[What you have to do]: Find every line in the records below that holds the word "контактов", and copy it out.

[Excerpted records]:

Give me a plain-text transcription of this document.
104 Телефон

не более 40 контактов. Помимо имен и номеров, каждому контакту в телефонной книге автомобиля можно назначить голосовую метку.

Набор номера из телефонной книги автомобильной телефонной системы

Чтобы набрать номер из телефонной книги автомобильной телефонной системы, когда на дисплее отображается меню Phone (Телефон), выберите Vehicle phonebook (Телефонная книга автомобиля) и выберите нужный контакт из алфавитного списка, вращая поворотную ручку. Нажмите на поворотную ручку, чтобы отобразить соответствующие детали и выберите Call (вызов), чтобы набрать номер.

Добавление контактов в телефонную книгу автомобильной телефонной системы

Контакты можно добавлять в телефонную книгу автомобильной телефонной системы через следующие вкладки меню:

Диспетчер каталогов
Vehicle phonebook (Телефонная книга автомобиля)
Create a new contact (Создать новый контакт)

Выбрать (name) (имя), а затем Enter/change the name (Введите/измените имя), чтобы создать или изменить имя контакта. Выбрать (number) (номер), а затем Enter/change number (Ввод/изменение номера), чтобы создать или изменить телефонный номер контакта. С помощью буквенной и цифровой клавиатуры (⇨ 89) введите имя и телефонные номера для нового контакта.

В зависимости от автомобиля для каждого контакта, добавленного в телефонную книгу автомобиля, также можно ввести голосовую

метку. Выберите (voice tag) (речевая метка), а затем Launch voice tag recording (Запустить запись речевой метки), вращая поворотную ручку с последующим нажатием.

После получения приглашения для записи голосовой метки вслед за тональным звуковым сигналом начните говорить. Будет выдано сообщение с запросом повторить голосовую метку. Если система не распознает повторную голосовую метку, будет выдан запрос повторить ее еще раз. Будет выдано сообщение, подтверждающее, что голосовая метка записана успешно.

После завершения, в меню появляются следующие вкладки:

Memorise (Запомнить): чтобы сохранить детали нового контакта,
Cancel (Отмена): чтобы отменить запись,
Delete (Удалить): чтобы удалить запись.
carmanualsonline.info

...

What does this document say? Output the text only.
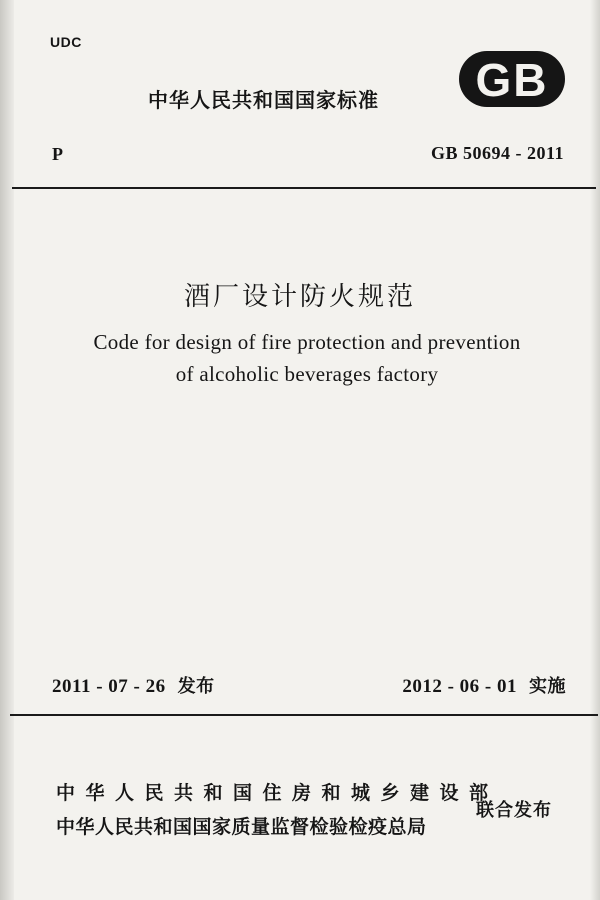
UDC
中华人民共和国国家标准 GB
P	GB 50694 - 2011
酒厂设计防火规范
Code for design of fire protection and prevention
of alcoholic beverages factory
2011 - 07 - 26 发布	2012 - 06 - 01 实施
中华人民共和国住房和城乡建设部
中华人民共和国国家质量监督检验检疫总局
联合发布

[Written solution]:
не более 40 контактов. Помимо имен и номеров, каждому контакту в телефонной книге автомобиля можно назначить голосовую метку.
Добавление контактов в телефонную книгу автомобильной телефонной системы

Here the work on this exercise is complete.